Source data:
★ ★ ★

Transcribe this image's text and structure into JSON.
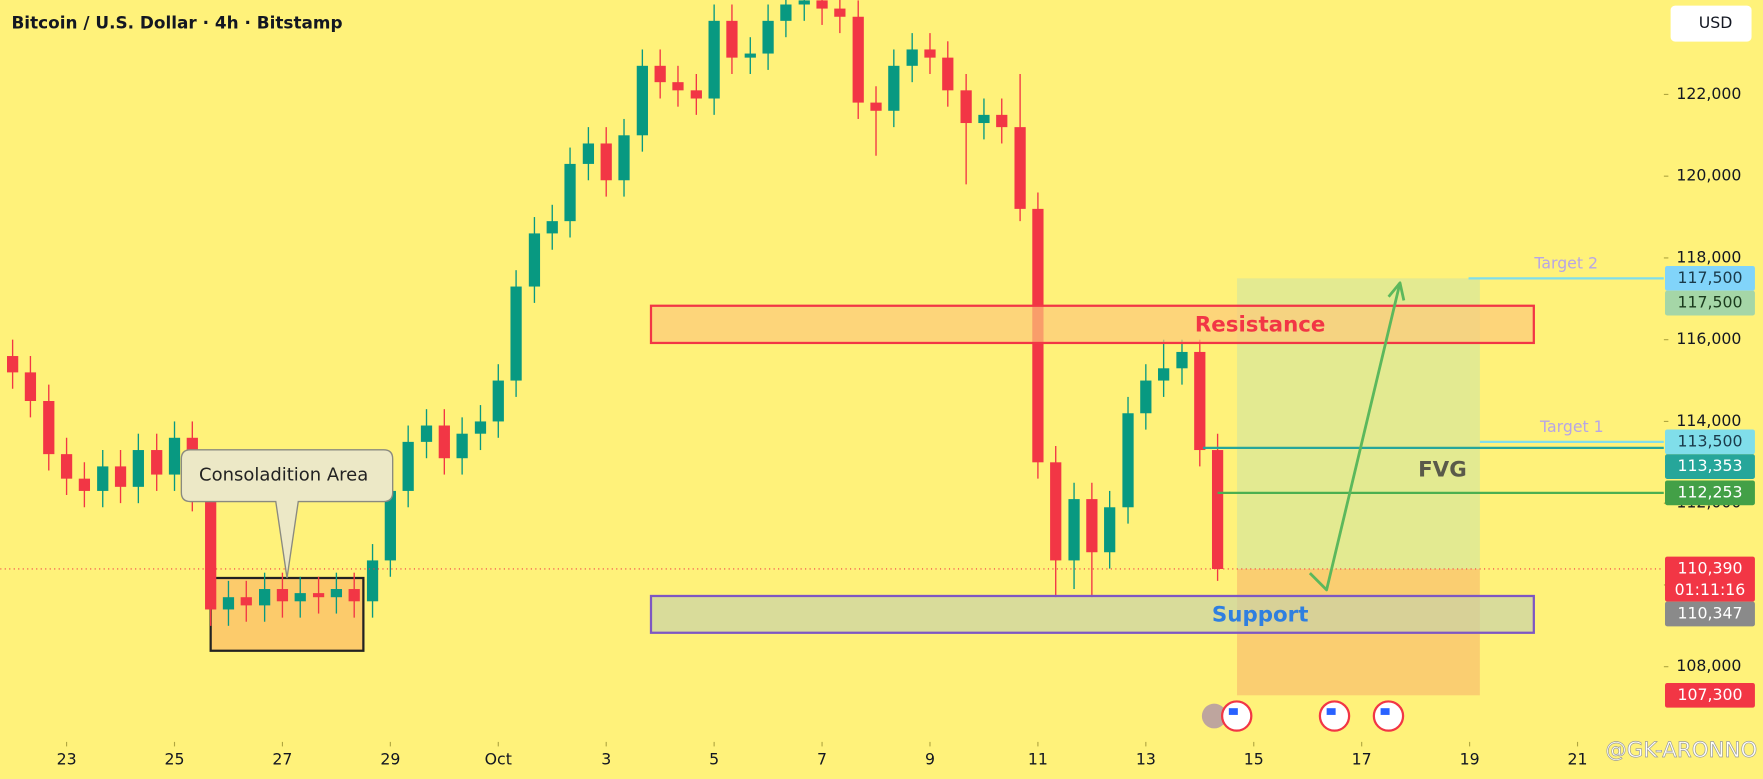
{
  "header": {
    "title": "Bitcoin / U.S. Dollar · 4h · Bitstamp",
    "currency": "USD",
    "watermark": "@GK-ARONNO"
  },
  "chart_data": {
    "type": "candlestick",
    "x": [
      0,
      0.33,
      0.67,
      1,
      1.33,
      1.67,
      2,
      2.33,
      2.67,
      3,
      3.33,
      3.67,
      4,
      4.33,
      4.67,
      5,
      5.33,
      5.67,
      6,
      6.33,
      6.67,
      7,
      7.33,
      7.67,
      8,
      8.33,
      8.67,
      9,
      9.33,
      9.67,
      10,
      10.33,
      10.67,
      11,
      11.33,
      11.67,
      12,
      12.33,
      12.67,
      13,
      13.33,
      13.67,
      14,
      14.33,
      14.67,
      15,
      15.33,
      15.67,
      16,
      16.33,
      16.67,
      17,
      17.33,
      17.67,
      18,
      18.33,
      18.67,
      19,
      19.33,
      19.67,
      20,
      20.33,
      20.67,
      21,
      21.33,
      21.67,
      22,
      22.33
    ],
    "open": [
      115600,
      115200,
      114500,
      113200,
      112600,
      112300,
      112900,
      112400,
      113300,
      112700,
      113600,
      112200,
      109400,
      109700,
      109500,
      109900,
      109600,
      109800,
      109700,
      109900,
      109600,
      110600,
      112300,
      113500,
      113900,
      113100,
      113700,
      114000,
      115000,
      117300,
      118600,
      118900,
      120300,
      120800,
      119900,
      121000,
      122700,
      122300,
      122100,
      121900,
      123800,
      122900,
      123000,
      123800,
      124200,
      124300,
      124100,
      123900,
      121800,
      121600,
      122700,
      123100,
      122900,
      122100,
      121300,
      121500,
      121200,
      119200,
      113000,
      110600,
      112100,
      110800,
      111900,
      114200,
      115000,
      115300,
      115700,
      113300
    ],
    "high": [
      116000,
      115600,
      114900,
      113600,
      113000,
      113300,
      113300,
      113700,
      113700,
      114000,
      114000,
      112600,
      110100,
      110100,
      110300,
      110300,
      110200,
      110200,
      110300,
      110300,
      111000,
      112700,
      113900,
      114300,
      114300,
      114100,
      114400,
      115400,
      117700,
      119000,
      119300,
      120700,
      121200,
      121200,
      121400,
      123100,
      123100,
      122700,
      122500,
      124200,
      124200,
      123400,
      124200,
      124600,
      124700,
      124700,
      124500,
      124300,
      122200,
      123100,
      123500,
      123500,
      123300,
      122500,
      121900,
      121900,
      122500,
      119600,
      113400,
      112500,
      112500,
      112300,
      114600,
      115400,
      116000,
      116000,
      116000,
      113700
    ],
    "low": [
      114800,
      114100,
      112800,
      112200,
      111900,
      111900,
      112000,
      112000,
      112300,
      112300,
      111800,
      109000,
      109000,
      109100,
      109100,
      109200,
      109200,
      109300,
      109300,
      109200,
      109200,
      110200,
      111900,
      113100,
      112700,
      112700,
      113300,
      113600,
      114600,
      116900,
      118200,
      118500,
      119900,
      119500,
      119500,
      120600,
      121900,
      121700,
      121500,
      121500,
      122500,
      122500,
      122600,
      123400,
      123800,
      123700,
      123500,
      121400,
      120500,
      121200,
      122300,
      122500,
      121700,
      119800,
      120900,
      120800,
      118900,
      112600,
      109700,
      109900,
      109700,
      110400,
      111500,
      113800,
      114600,
      114900,
      112900,
      110100
    ],
    "close": [
      115200,
      114500,
      113200,
      112600,
      112300,
      112900,
      112400,
      113300,
      112700,
      113600,
      112200,
      109400,
      109700,
      109500,
      109900,
      109600,
      109800,
      109700,
      109900,
      109600,
      110600,
      112300,
      113500,
      113900,
      113100,
      113700,
      114000,
      115000,
      117300,
      118600,
      118900,
      120300,
      120800,
      119900,
      121000,
      122700,
      122300,
      122100,
      121900,
      123800,
      122900,
      123000,
      123800,
      124200,
      124300,
      124100,
      123900,
      121800,
      121600,
      122700,
      123100,
      122900,
      122100,
      121300,
      121500,
      121200,
      119200,
      113000,
      110600,
      112100,
      110800,
      111900,
      114200,
      115000,
      115300,
      115700,
      113300,
      110390
    ],
    "up_color": "#089981",
    "down_color": "#f23645",
    "xlim": [
      -0.23,
      30.6
    ],
    "xticks": [
      {
        "value": 1,
        "label": "23"
      },
      {
        "value": 3,
        "label": "25"
      },
      {
        "value": 5,
        "label": "27"
      },
      {
        "value": 7,
        "label": "29"
      },
      {
        "value": 9,
        "label": "Oct"
      },
      {
        "value": 11,
        "label": "3"
      },
      {
        "value": 13,
        "label": "5"
      },
      {
        "value": 15,
        "label": "7"
      },
      {
        "value": 17,
        "label": "9"
      },
      {
        "value": 19,
        "label": "11"
      },
      {
        "value": 21,
        "label": "13"
      },
      {
        "value": 23,
        "label": "15"
      },
      {
        "value": 25,
        "label": "17"
      },
      {
        "value": 27,
        "label": "19"
      },
      {
        "value": 29,
        "label": "21"
      }
    ],
    "ylim": [
      106160,
      124310
    ],
    "yticks": [
      {
        "value": 108000,
        "label": "108,000"
      },
      {
        "value": 110000,
        "label": "110,000"
      },
      {
        "value": 112000,
        "label": "112,000"
      },
      {
        "value": 114000,
        "label": "114,000"
      },
      {
        "value": 116000,
        "label": "116,000"
      },
      {
        "value": 118000,
        "label": "118,000"
      },
      {
        "value": 120000,
        "label": "120,000"
      },
      {
        "value": 122000,
        "label": "122,000"
      }
    ],
    "grid": false,
    "last_price": {
      "value": 110390,
      "label": "110,390",
      "countdown": "01:11:16",
      "color": "#f23645"
    },
    "price_tags": [
      {
        "value": 117500,
        "label": "117,500",
        "color": "#81d4fa",
        "text_color": "#1a3a4a"
      },
      {
        "value": 117500,
        "label": "117,500",
        "color": "#a5d6a7",
        "text_color": "#1b3a1d"
      },
      {
        "value": 113500,
        "label": "113,500",
        "color": "#80deea",
        "text_color": "#1a3a4a"
      },
      {
        "value": 113353,
        "label": "113,353",
        "color": "#26a69a",
        "text_color": "#ffffff"
      },
      {
        "value": 112253,
        "label": "112,253",
        "color": "#43a047",
        "text_color": "#ffffff"
      },
      {
        "value": 110347,
        "label": "110,347",
        "color": "#8a8a8a",
        "text_color": "#ffffff"
      },
      {
        "value": 107300,
        "label": "107,300",
        "color": "#f23645",
        "text_color": "#ffffff"
      }
    ],
    "zones": [
      {
        "label": "Resistance",
        "x": [
          11.83,
          28.19
        ],
        "y": [
          115920,
          116830
        ],
        "fill": "#fcc97a",
        "stroke": "#f23645",
        "label_color": "#f23645"
      },
      {
        "label": "Support",
        "x": [
          11.83,
          28.19
        ],
        "y": [
          108830,
          109730
        ],
        "fill": "#c9d3a8",
        "stroke": "#7e57c2",
        "label_color": "#2f7fe0"
      }
    ],
    "consolidation": {
      "label": "Consoladition Area",
      "x": [
        3.67,
        6.5
      ],
      "y": [
        108390,
        110170
      ],
      "fill": "#fccb6b",
      "stroke": "#222222"
    },
    "target_zone": {
      "x": [
        22.69,
        27.19
      ],
      "entry": 110390,
      "target": 117500,
      "stop": 107300,
      "profit_color": "#d9e79a",
      "loss_color": "#f9c870"
    },
    "fvg": {
      "label": "FVG",
      "top": 113353,
      "bottom": 112253,
      "x": [
        22.06,
        22.33
      ],
      "top_color": "#26a69a",
      "bottom_color": "#4caf50"
    },
    "targets": [
      {
        "label": "Target 2",
        "value": 117500,
        "x": 26.98,
        "color": "#80deea",
        "label_color": "#b7a6e6"
      },
      {
        "label": "Target 1",
        "value": 113500,
        "x": 27.19,
        "color": "#80deea",
        "label_color": "#b7a6e6"
      }
    ],
    "arrow": {
      "x": [
        24.04,
        24.35,
        25.71
      ],
      "y": [
        110290,
        109880,
        117390
      ],
      "color": "#5cb85c"
    }
  }
}
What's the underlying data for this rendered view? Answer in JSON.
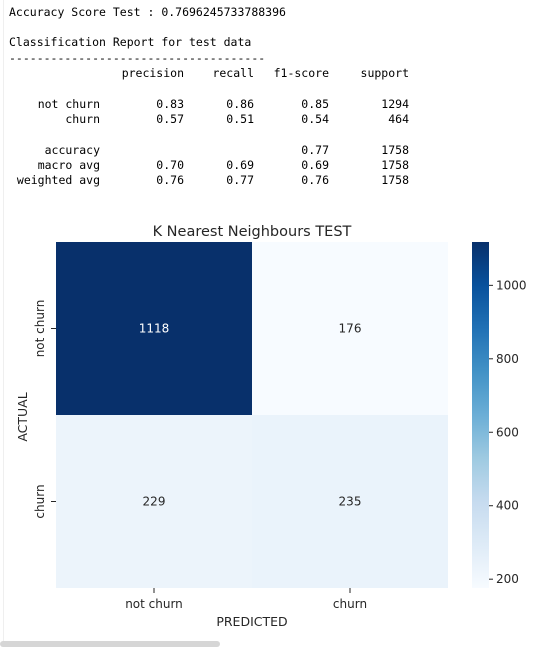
{
  "output": {
    "accuracy_line": "Accuracy Score Test : 0.7696245733788396",
    "report_title": "Classification Report for test data",
    "divider": "-------------------------------------",
    "report": {
      "columns": [
        "precision",
        "recall",
        "f1-score",
        "support"
      ],
      "rows": [
        {
          "label": "not churn",
          "values": [
            "0.83",
            "0.86",
            "0.85",
            "1294"
          ]
        },
        {
          "label": "churn",
          "values": [
            "0.57",
            "0.51",
            "0.54",
            "464"
          ]
        },
        {
          "label": "accuracy",
          "values": [
            "",
            "",
            "0.77",
            "1758"
          ]
        },
        {
          "label": "macro avg",
          "values": [
            "0.70",
            "0.69",
            "0.69",
            "1758"
          ]
        },
        {
          "label": "weighted avg",
          "values": [
            "0.76",
            "0.77",
            "0.76",
            "1758"
          ]
        }
      ]
    }
  },
  "chart_data": {
    "type": "heatmap",
    "title": "K Nearest Neighbours TEST",
    "xlabel": "PREDICTED",
    "ylabel": "ACTUAL",
    "x_categories": [
      "not churn",
      "churn"
    ],
    "y_categories": [
      "not churn",
      "churn"
    ],
    "values": [
      [
        1118,
        176
      ],
      [
        229,
        235
      ]
    ],
    "colormap": "Blues",
    "colorbar": {
      "min": 176,
      "max": 1118,
      "ticks": [
        200,
        400,
        600,
        800,
        1000
      ]
    },
    "colors": {
      "low": "#f7fbff",
      "high": "#08306b"
    }
  }
}
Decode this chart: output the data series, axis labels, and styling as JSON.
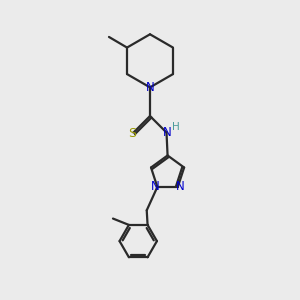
{
  "background_color": "#ebebeb",
  "bond_color": "#2a2a2a",
  "N_color": "#0000cc",
  "S_color": "#999900",
  "H_color": "#4a9a9a",
  "line_width": 1.6,
  "figsize": [
    3.0,
    3.0
  ],
  "dpi": 100,
  "xlim": [
    0,
    10
  ],
  "ylim": [
    0,
    14
  ]
}
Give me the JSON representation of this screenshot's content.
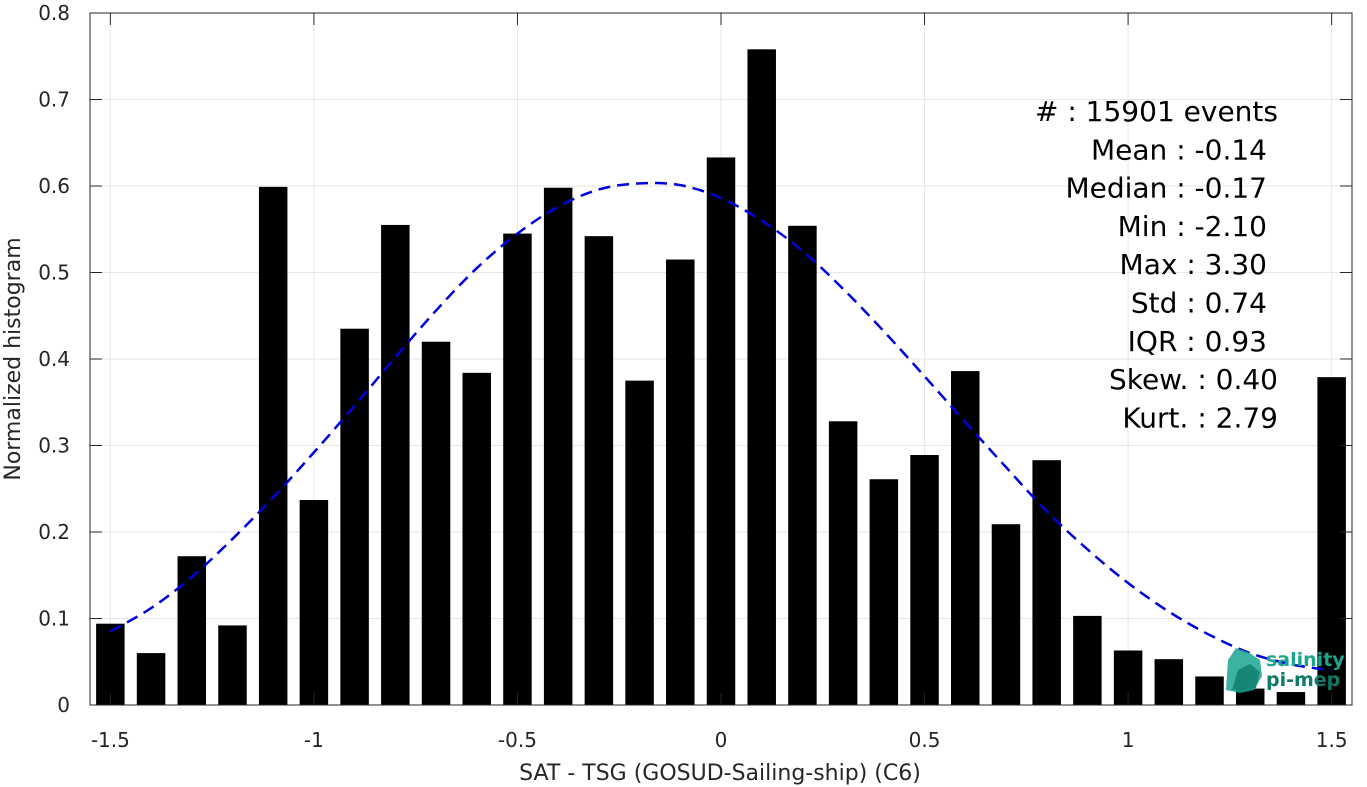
{
  "chart_data": {
    "type": "bar",
    "xlabel": "SAT - TSG (GOSUD-Sailing-ship) (C6)",
    "ylabel": "Normalized histogram",
    "xlim": [
      -1.55,
      1.55
    ],
    "ylim": [
      0,
      0.8
    ],
    "x_ticks": [
      -1.5,
      -1,
      -0.5,
      0,
      0.5,
      1,
      1.5
    ],
    "x_tick_labels": [
      "-1.5",
      "-1",
      "-0.5",
      "0",
      "0.5",
      "1",
      "1.5"
    ],
    "y_ticks": [
      0,
      0.1,
      0.2,
      0.3,
      0.4,
      0.5,
      0.6,
      0.7,
      0.8
    ],
    "y_tick_labels": [
      "0",
      "0.1",
      "0.2",
      "0.3",
      "0.4",
      "0.5",
      "0.6",
      "0.7",
      "0.8"
    ],
    "grid": true,
    "bar_color": "#000000",
    "fit_color": "#0000e0",
    "bins": [
      -1.5,
      -1.4,
      -1.3,
      -1.2,
      -1.1,
      -1.0,
      -0.9,
      -0.8,
      -0.7,
      -0.6,
      -0.5,
      -0.4,
      -0.3,
      -0.2,
      -0.1,
      0.0,
      0.1,
      0.2,
      0.3,
      0.4,
      0.5,
      0.6,
      0.7,
      0.8,
      0.9,
      1.0,
      1.1,
      1.2,
      1.3,
      1.4,
      1.5
    ],
    "values": [
      0.094,
      0.06,
      0.172,
      0.092,
      0.599,
      0.237,
      0.435,
      0.555,
      0.42,
      0.384,
      0.545,
      0.598,
      0.542,
      0.375,
      0.515,
      0.633,
      0.758,
      0.554,
      0.328,
      0.261,
      0.289,
      0.386,
      0.209,
      0.283,
      0.103,
      0.063,
      0.053,
      0.033,
      0.019,
      0.015,
      0.379
    ],
    "fit_curve": {
      "style": "dashed",
      "x": [
        -1.5,
        -1.4,
        -1.3,
        -1.2,
        -1.1,
        -1.0,
        -0.9,
        -0.8,
        -0.7,
        -0.6,
        -0.5,
        -0.4,
        -0.3,
        -0.2,
        -0.1,
        0.0,
        0.1,
        0.2,
        0.3,
        0.4,
        0.5,
        0.6,
        0.7,
        0.8,
        0.9,
        1.0,
        1.1,
        1.2,
        1.3,
        1.4,
        1.5
      ],
      "y": [
        0.085,
        0.112,
        0.148,
        0.192,
        0.24,
        0.292,
        0.346,
        0.402,
        0.456,
        0.505,
        0.545,
        0.576,
        0.596,
        0.603,
        0.601,
        0.586,
        0.56,
        0.525,
        0.481,
        0.432,
        0.38,
        0.327,
        0.275,
        0.224,
        0.18,
        0.141,
        0.108,
        0.081,
        0.06,
        0.047,
        0.04
      ]
    },
    "annotations": [
      "#  : 15901 events",
      "Mean : -0.14",
      "Median : -0.17",
      "Min : -2.10",
      "Max : 3.30",
      "Std : 0.74",
      "IQR : 0.93",
      "Skew. : 0.40",
      "Kurt. : 2.79"
    ]
  },
  "logo": {
    "line1": "salinity",
    "line2": "pi-mep",
    "color": "#1aa58f"
  }
}
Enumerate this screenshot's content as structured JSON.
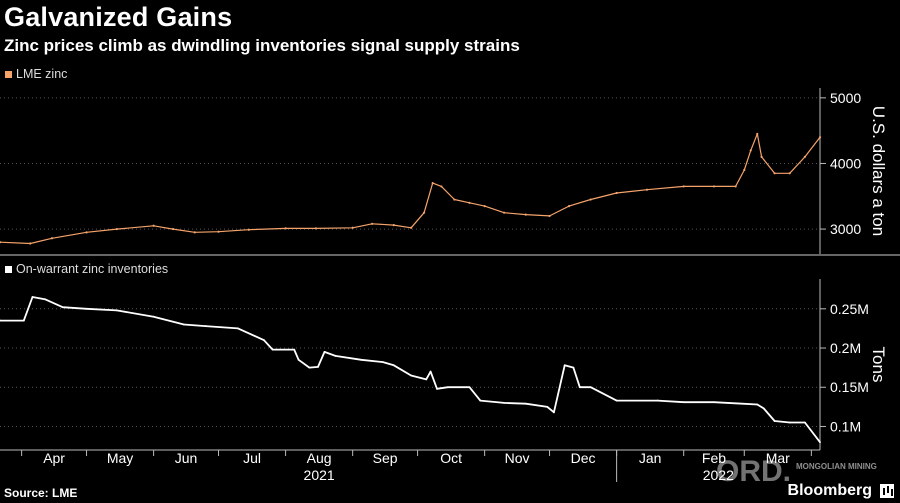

★ ★ ★

Task directions: Look over the listing above. Pick out and copy every line that includes "type".

Completed task:
    "type": "candlestick",
    "type": "heatmap",
    "type": "bar",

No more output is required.